(Collection entries)
____

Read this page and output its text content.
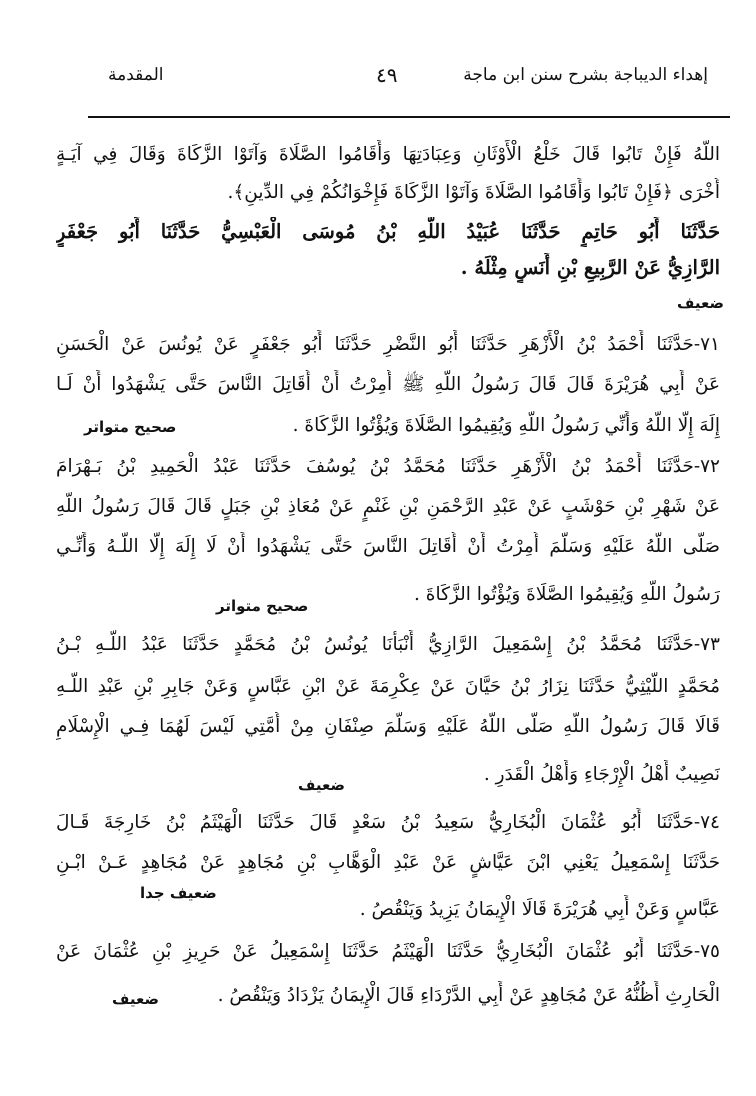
إهداء الديباجة بشرح سنن ابن ماجة
٤٩
المقدمة
اللَّهُ فَإِنْ تَابُوا قَالَ خَلْعُ الْأَوْثَانِ وَعِبَادَتِهَا وَأَقَامُوا الصَّلَاةَ وَآتَوْا الزَّكَاةَ وَقَالَ فِي آيَـةٍ
أُخْرَى ﴿فَإِنْ تَابُوا وَأَقَامُوا الصَّلَاةَ وَآتَوْا الزَّكَاةَ فَإِخْوَانُكُمْ فِي الدِّينِ﴾.
حَدَّثَنَا أَبُو حَاتِمٍ حَدَّثَنَا عُبَيْدُ اللَّهِ بْنُ مُوسَى الْعَبْسِيُّ حَدَّثَنَا أَبُو جَعْفَرٍ
الرَّازِيُّ عَنْ الرَّبِيعِ بْنِ أَنَسٍ مِثْلَهُ .
ضعيف
٧١-حَدَّثَنَا أَحْمَدُ بْنُ الْأَزْهَرِ حَدَّثَنَا أَبُو النَّضْرِ حَدَّثَنَا أَبُو جَعْفَرٍ عَنْ يُونُسَ عَنْ الْحَسَنِ
عَنْ أَبِي هُرَيْرَةَ قَالَ قَالَ رَسُولُ اللَّهِ ﷺ أُمِرْتُ أَنْ أُقَاتِلَ النَّاسَ حَتَّى يَشْهَدُوا أَنْ لَـا
إِلَهَ إِلَّا اللَّهُ وَأَنِّي رَسُولُ اللَّهِ وَيُقِيمُوا الصَّلَاةَ وَيُؤْتُوا الزَّكَاةَ .
صحيح متواتر
٧٢-حَدَّثَنَا أَحْمَدُ بْنُ الْأَزْهَرِ حَدَّثَنَا مُحَمَّدُ بْنُ يُوسُفَ حَدَّثَنَا عَبْدُ الْحَمِيدِ بْنُ بَـهْرَامَ
عَنْ شَهْرِ بْنِ حَوْشَبٍ عَنْ عَبْدِ الرَّحْمَنِ بْنِ غَنْمٍ عَنْ مُعَاذِ بْنِ جَبَلٍ قَالَ قَالَ رَسُولُ اللَّهِ
صَلَّى اللَّهُ عَلَيْهِ وَسَلَّمَ أُمِرْتُ أَنْ أُقَاتِلَ النَّاسَ حَتَّى يَشْهَدُوا أَنْ لَا إِلَهَ إِلَّا اللَّـهُ وَأَنِّـي
رَسُولُ اللَّهِ وَيُقِيمُوا الصَّلَاةَ وَيُؤْتُوا الزَّكَاةَ .
صحيح متواتر
٧٣-حَدَّثَنَا مُحَمَّدُ بْنُ إِسْمَعِيلَ الرَّازِيُّ أَنْبَأَنَا يُونُسُ بْنُ مُحَمَّدٍ حَدَّثَنَا عَبْدُ اللَّـهِ بْـنُ
مُحَمَّدٍ اللَّيْثِيُّ حَدَّثَنَا نِزَارُ بْنُ حَيَّانَ عَنْ عِكْرِمَةَ عَنْ ابْنِ عَبَّاسٍ وَعَنْ جَابِرِ بْنِ عَبْدِ اللَّـهِ
قَالَا قَالَ رَسُولُ اللَّهِ صَلَّى اللَّهُ عَلَيْهِ وَسَلَّمَ صِنْفَانِ مِنْ أُمَّتِي لَيْسَ لَهُمَا فِـي الْإِسْلَامِ
نَصِيبٌ أَهْلُ الْإِرْجَاءِ وَأَهْلُ الْقَدَرِ .
ضعيف
٧٤-حَدَّثَنَا أَبُو عُثْمَانَ الْبُخَارِيُّ سَعِيدُ بْنُ سَعْدٍ قَالَ حَدَّثَنَا الْهَيْثَمُ بْنُ خَارِجَةَ قَـالَ
حَدَّثَنَا إِسْمَعِيلُ يَعْنِي ابْنَ عَيَّاشٍ عَنْ عَبْدِ الْوَهَّابِ بْنِ مُجَاهِدٍ عَنْ مُجَاهِدٍ عَـنْ ابْـنِ
عَبَّاسٍ وَعَنْ أَبِي هُرَيْرَةَ قَالَا الْإِيمَانُ يَزِيدُ وَيَنْقُصُ .
ضعيف جدا
٧٥-حَدَّثَنَا أَبُو عُثْمَانَ الْبُخَارِيُّ حَدَّثَنَا الْهَيْثَمُ حَدَّثَنَا إِسْمَعِيلُ عَنْ حَرِيزِ بْنِ عُثْمَانَ عَنْ
الْحَارِثِ أَظُنُّهُ عَنْ مُجَاهِدٍ عَنْ أَبِي الدَّرْدَاءِ قَالَ الْإِيمَانُ يَزْدَادُ وَيَنْقُصُ .
ضعيف
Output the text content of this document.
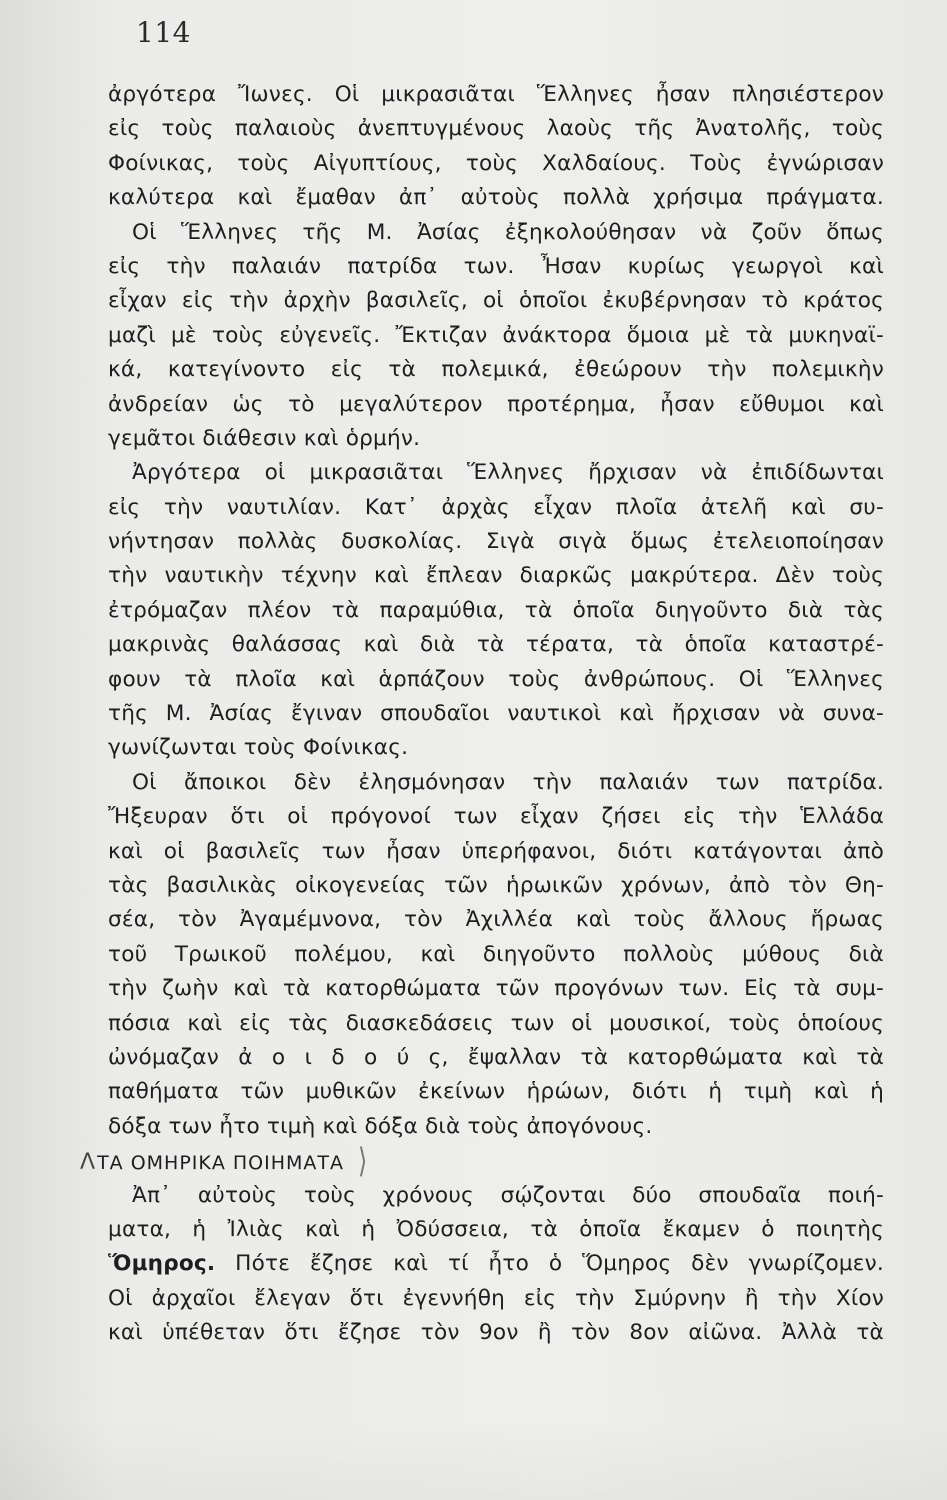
114
ἀργότερα Ἴωνες. Οἱ μικρασιᾶται Ἕλληνες ἦσαν πλησιέστερον
εἰς τοὺς παλαιοὺς ἀνεπτυγμένους λαοὺς τῆς Ἀνατολῆς, τοὺς
Φοίνικας, τοὺς Αἰγυπτίους, τοὺς Χαλδαίους. Τοὺς ἐγνώρισαν
καλύτερα καὶ ἔμαθαν ἀπ᾽ αὐτοὺς πολλὰ χρήσιμα πράγματα.
Οἱ Ἕλληνες τῆς Μ. Ἀσίας ἐξηκολούθησαν νὰ ζοῦν ὅπως
εἰς τὴν παλαιάν πατρίδα των. Ἦσαν κυρίως γεωργοὶ καὶ
εἶχαν εἰς τὴν ἀρχὴν βασιλεῖς, οἱ ὁποῖοι ἐκυβέρνησαν τὸ κράτος
μαζὶ μὲ τοὺς εὐγενεῖς. Ἔκτιζαν ἀνάκτορα ὅμοια μὲ τὰ μυκηναϊ-
κά, κατεγίνοντο εἰς τὰ πολεμικά, ἐθεώρουν τὴν πολεμικὴν
ἀνδρείαν ὡς τὸ μεγαλύτερον προτέρημα, ἦσαν εὔθυμοι καὶ
γεμᾶτοι διάθεσιν καὶ ὁρμήν.
Ἀργότερα οἱ μικρασιᾶται Ἕλληνες ἤρχισαν νὰ ἐπιδίδωνται
εἰς τὴν ναυτιλίαν. Κατ᾽ ἀρχὰς εἶχαν πλοῖα ἀτελῆ καὶ συ-
νήντησαν πολλὰς δυσκολίας. Σιγὰ σιγὰ ὅμως ἐτελειοποίησαν
τὴν ναυτικὴν τέχνην καὶ ἔπλεαν διαρκῶς μακρύτερα. Δὲν τοὺς
ἐτρόμαζαν πλέον τὰ παραμύθια, τὰ ὁποῖα διηγοῦντο διὰ τὰς
μακρινὰς θαλάσσας καὶ διὰ τὰ τέρατα, τὰ ὁποῖα καταστρέ-
φουν τὰ πλοῖα καὶ ἁρπάζουν τοὺς ἀνθρώπους. Οἱ Ἕλληνες
τῆς Μ. Ἀσίας ἔγιναν σπουδαῖοι ναυτικοὶ καὶ ἤρχισαν νὰ συνα-
γωνίζωνται τοὺς Φοίνικας.
Οἱ ἄποικοι δὲν ἐλησμόνησαν τὴν παλαιάν των πατρίδα.
Ἤξευραν ὅτι οἱ πρόγονοί των εἶχαν ζήσει εἰς τὴν Ἑλλάδα
καὶ οἱ βασιλεῖς των ἦσαν ὑπερήφανοι, διότι κατάγονται ἀπὸ
τὰς βασιλικὰς οἰκογενείας τῶν ἡρωικῶν χρόνων, ἀπὸ τὸν Θη-
σέα, τὸν Ἀγαμέμνονα, τὸν Ἀχιλλέα καὶ τοὺς ἄλλους ἥρωας
τοῦ Τρωικοῦ πολέμου, καὶ διηγοῦντο πολλοὺς μύθους διὰ
τὴν ζωὴν καὶ τὰ κατορθώματα τῶν προγόνων των. Εἰς τὰ συμ-
πόσια καὶ εἰς τὰς διασκεδάσεις των οἱ μουσικοί, τοὺς ὁποίους
ὠνόμαζαν ἀ ο ι δ ο ύ ς, ἔψαλλαν τὰ κατορθώματα καὶ τὰ
παθήματα τῶν μυθικῶν ἐκείνων ἡρώων, διότι ἡ τιμὴ καὶ ἡ
δόξα των ἦτο τιμὴ καὶ δόξα διὰ τοὺς ἀπογόνους.
ΛΤΑ ΟΜΗΡΙΚΑ ΠΟΙΗΜΑΤΑ ⟩
Ἀπ᾽ αὐτοὺς τοὺς χρόνους σῴζονται δύο σπουδαῖα ποιή-
ματα, ἡ Ἰλιὰς καὶ ἡ Ὀδύσσεια, τὰ ὁποῖα ἔκαμεν ὁ ποιητὴς
Ὅμηρος. Πότε ἔζησε καὶ τί ἦτο ὁ Ὅμηρος δὲν γνωρίζομεν.
Οἱ ἀρχαῖοι ἔλεγαν ὅτι ἐγεννήθη εἰς τὴν Σμύρνην ἢ τὴν Χίον
καὶ ὑπέθεταν ὅτι ἔζησε τὸν 9ον ἢ τὸν 8ον αἰῶνα. Ἀλλὰ τὰ
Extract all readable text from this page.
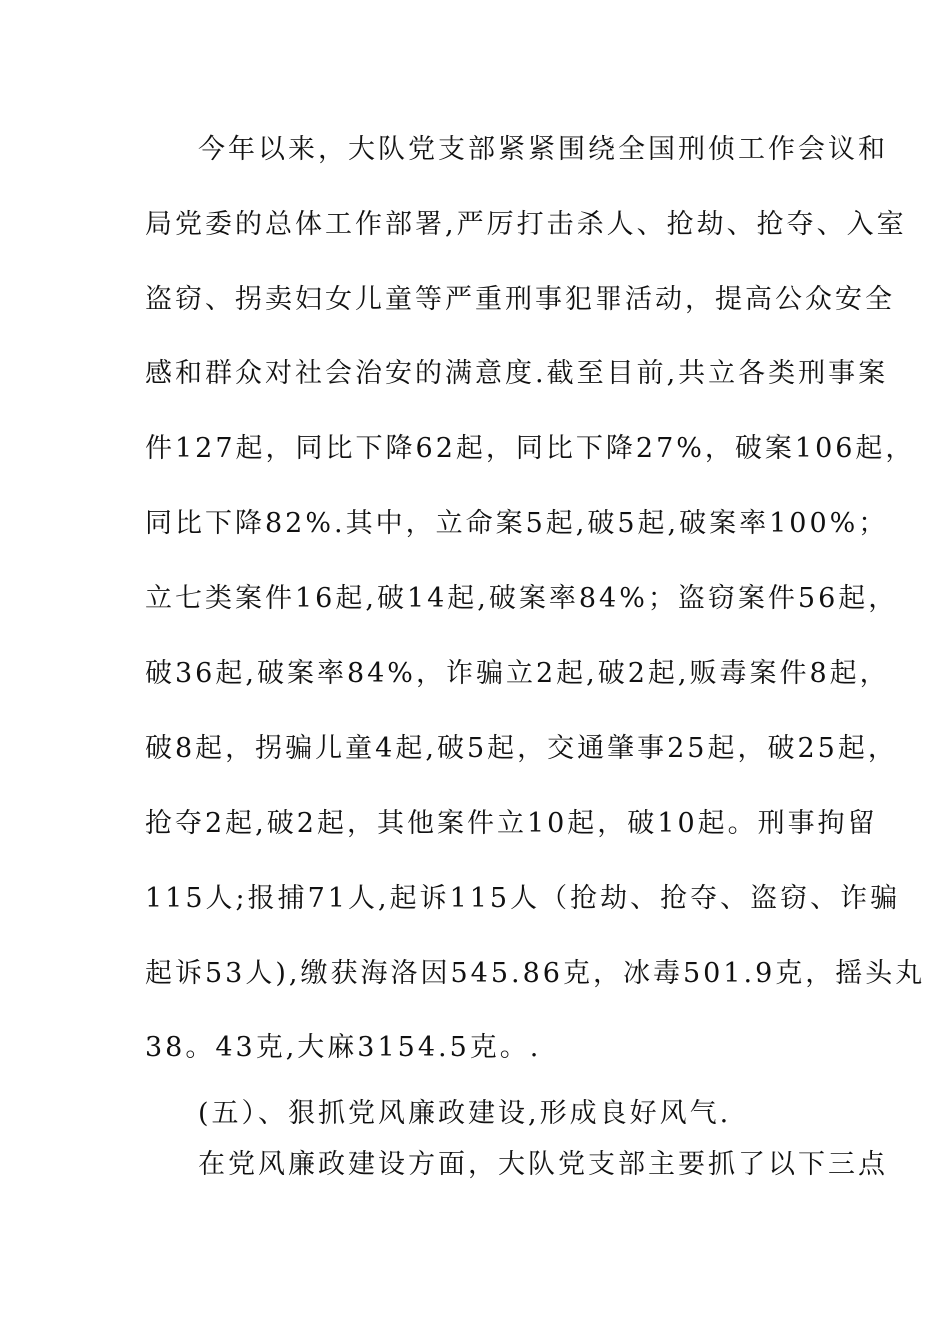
今年以来，大队党支部紧紧围绕全国刑侦工作会议和
局党委的总体工作部署,严厉打击杀人、抢劫、抢夺、入室
盗窃、拐卖妇女儿童等严重刑事犯罪活动，提高公众安全
感和群众对社会治安的满意度.截至目前,共立各类刑事案
件127起，同比下降62起，同比下降27%，破案106起，
同比下降82%.其中，立命案5起,破5起,破案率100%；
立七类案件16起,破14起,破案率84%；盗窃案件56起，
破36起,破案率84%，诈骗立2起,破2起,贩毒案件8起，
破8起，拐骗儿童4起,破5起，交通肇事25起，破25起，
抢夺2起,破2起，其他案件立10起，破10起。刑事拘留
115人;报捕71人,起诉115人（抢劫、抢夺、盗窃、诈骗
起诉53人),缴获海洛因545.86克，冰毒501.9克，摇头丸
38。43克,大麻3154.5克。.
(五）、狠抓党风廉政建设,形成良好风气.
在党风廉政建设方面，大队党支部主要抓了以下三点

____

Take the line containing "Extract all readable text from this page." through the last line of the material and retype exactly those lines, both ends included, with no pictures.

Extract all readable text from this page.
今年以来，大队党支部紧紧围绕全国刑侦工作会议和
局党委的总体工作部署,严厉打击杀人、抢劫、抢夺、入室
盗窃、拐卖妇女儿童等严重刑事犯罪活动，提高公众安全
感和群众对社会治安的满意度.截至目前,共立各类刑事案
件127起，同比下降62起，同比下降27%，破案106起，
同比下降82%.其中，立命案5起,破5起,破案率100%；
立七类案件16起,破14起,破案率84%；盗窃案件56起，
破36起,破案率84%，诈骗立2起,破2起,贩毒案件8起，
破8起，拐骗儿童4起,破5起，交通肇事25起，破25起，
抢夺2起,破2起，其他案件立10起，破10起。刑事拘留
115人;报捕71人,起诉115人（抢劫、抢夺、盗窃、诈骗
起诉53人),缴获海洛因545.86克，冰毒501.9克，摇头丸
38。43克,大麻3154.5克。.
(五）、狠抓党风廉政建设,形成良好风气.
在党风廉政建设方面，大队党支部主要抓了以下三点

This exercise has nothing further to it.